The request: Copy out the data below verbatim.

Raw records:
========

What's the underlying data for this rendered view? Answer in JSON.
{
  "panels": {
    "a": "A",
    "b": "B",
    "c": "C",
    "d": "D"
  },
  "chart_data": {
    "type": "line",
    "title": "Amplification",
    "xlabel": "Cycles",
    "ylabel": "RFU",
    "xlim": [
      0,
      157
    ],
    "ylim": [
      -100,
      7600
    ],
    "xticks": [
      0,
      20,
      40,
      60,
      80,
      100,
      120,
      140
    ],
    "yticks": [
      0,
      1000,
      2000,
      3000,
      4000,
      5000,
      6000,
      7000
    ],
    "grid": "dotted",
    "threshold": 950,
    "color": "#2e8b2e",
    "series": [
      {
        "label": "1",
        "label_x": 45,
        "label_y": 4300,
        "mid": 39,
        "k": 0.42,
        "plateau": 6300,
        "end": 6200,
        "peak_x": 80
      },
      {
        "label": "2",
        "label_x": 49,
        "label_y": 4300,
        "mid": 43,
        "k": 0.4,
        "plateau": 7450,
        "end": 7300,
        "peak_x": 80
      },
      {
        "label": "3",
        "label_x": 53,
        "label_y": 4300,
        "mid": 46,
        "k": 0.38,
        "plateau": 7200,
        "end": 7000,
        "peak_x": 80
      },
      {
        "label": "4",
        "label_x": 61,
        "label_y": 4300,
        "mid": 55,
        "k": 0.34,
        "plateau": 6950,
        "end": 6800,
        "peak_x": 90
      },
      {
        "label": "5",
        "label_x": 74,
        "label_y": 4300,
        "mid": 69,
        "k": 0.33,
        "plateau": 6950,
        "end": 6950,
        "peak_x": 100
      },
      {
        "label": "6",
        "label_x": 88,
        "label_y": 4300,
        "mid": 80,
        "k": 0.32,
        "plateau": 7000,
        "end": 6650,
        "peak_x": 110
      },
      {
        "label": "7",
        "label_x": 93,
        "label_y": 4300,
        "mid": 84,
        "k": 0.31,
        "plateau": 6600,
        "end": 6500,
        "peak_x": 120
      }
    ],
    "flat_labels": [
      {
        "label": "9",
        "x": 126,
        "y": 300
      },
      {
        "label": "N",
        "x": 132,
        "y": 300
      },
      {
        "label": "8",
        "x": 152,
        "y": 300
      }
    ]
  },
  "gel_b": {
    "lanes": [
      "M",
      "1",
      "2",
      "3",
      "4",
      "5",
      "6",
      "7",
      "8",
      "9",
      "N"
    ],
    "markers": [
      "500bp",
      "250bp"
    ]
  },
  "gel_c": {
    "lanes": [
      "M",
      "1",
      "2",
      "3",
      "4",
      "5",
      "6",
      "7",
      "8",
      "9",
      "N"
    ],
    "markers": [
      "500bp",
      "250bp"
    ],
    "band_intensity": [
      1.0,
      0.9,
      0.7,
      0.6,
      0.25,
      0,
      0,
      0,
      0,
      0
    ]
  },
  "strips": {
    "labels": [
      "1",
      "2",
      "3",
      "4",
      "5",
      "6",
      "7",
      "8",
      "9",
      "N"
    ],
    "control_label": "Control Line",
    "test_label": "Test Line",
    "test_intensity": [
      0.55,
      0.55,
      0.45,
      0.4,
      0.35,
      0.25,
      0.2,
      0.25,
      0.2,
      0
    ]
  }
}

========

Complete output:
What's the underlying data for this rendered view? Answer in JSON.
{
  "panels": {
    "a": "A",
    "b": "B",
    "c": "C",
    "d": "D"
  },
  "chart_data": {
    "type": "line",
    "title": "Amplification",
    "xlabel": "Cycles",
    "ylabel": "RFU",
    "xlim": [
      0,
      157
    ],
    "ylim": [
      -100,
      7600
    ],
    "xticks": [
      0,
      20,
      40,
      60,
      80,
      100,
      120,
      140
    ],
    "yticks": [
      0,
      1000,
      2000,
      3000,
      4000,
      5000,
      6000,
      7000
    ],
    "grid": "dotted",
    "threshold": 950,
    "color": "#2e8b2e",
    "series": [
      {
        "label": "1",
        "label_x": 45,
        "label_y": 4300,
        "mid": 39,
        "k": 0.42,
        "plateau": 6300,
        "end": 6200,
        "peak_x": 80
      },
      {
        "label": "2",
        "label_x": 49,
        "label_y": 4300,
        "mid": 43,
        "k": 0.4,
        "plateau": 7450,
        "end": 7300,
        "peak_x": 80
      },
      {
        "label": "3",
        "label_x": 53,
        "label_y": 4300,
        "mid": 46,
        "k": 0.38,
        "plateau": 7200,
        "end": 7000,
        "peak_x": 80
      },
      {
        "label": "4",
        "label_x": 61,
        "label_y": 4300,
        "mid": 55,
        "k": 0.34,
        "plateau": 6950,
        "end": 6800,
        "peak_x": 90
      },
      {
        "label": "5",
        "label_x": 74,
        "label_y": 4300,
        "mid": 69,
        "k": 0.33,
        "plateau": 6950,
        "end": 6950,
        "peak_x": 100
      },
      {
        "label": "6",
        "label_x": 88,
        "label_y": 4300,
        "mid": 80,
        "k": 0.32,
        "plateau": 7000,
        "end": 6650,
        "peak_x": 110
      },
      {
        "label": "7",
        "label_x": 93,
        "label_y": 4300,
        "mid": 84,
        "k": 0.31,
        "plateau": 6600,
        "end": 6500,
        "peak_x": 120
      }
    ],
    "flat_labels": [
      {
        "label": "9",
        "x": 126,
        "y": 300
      },
      {
        "label": "N",
        "x": 132,
        "y": 300
      },
      {
        "label": "8",
        "x": 152,
        "y": 300
      }
    ]
  },
  "gel_b": {
    "lanes": [
      "M",
      "1",
      "2",
      "3",
      "4",
      "5",
      "6",
      "7",
      "8",
      "9",
      "N"
    ],
    "markers": [
      "500bp",
      "250bp"
    ]
  },
  "gel_c": {
    "lanes": [
      "M",
      "1",
      "2",
      "3",
      "4",
      "5",
      "6",
      "7",
      "8",
      "9",
      "N"
    ],
    "markers": [
      "500bp",
      "250bp"
    ],
    "band_intensity": [
      1.0,
      0.9,
      0.7,
      0.6,
      0.25,
      0,
      0,
      0,
      0,
      0
    ]
  },
  "strips": {
    "labels": [
      "1",
      "2",
      "3",
      "4",
      "5",
      "6",
      "7",
      "8",
      "9",
      "N"
    ],
    "control_label": "Control Line",
    "test_label": "Test Line",
    "test_intensity": [
      0.55,
      0.55,
      0.45,
      0.4,
      0.35,
      0.25,
      0.2,
      0.25,
      0.2,
      0
    ]
  }
}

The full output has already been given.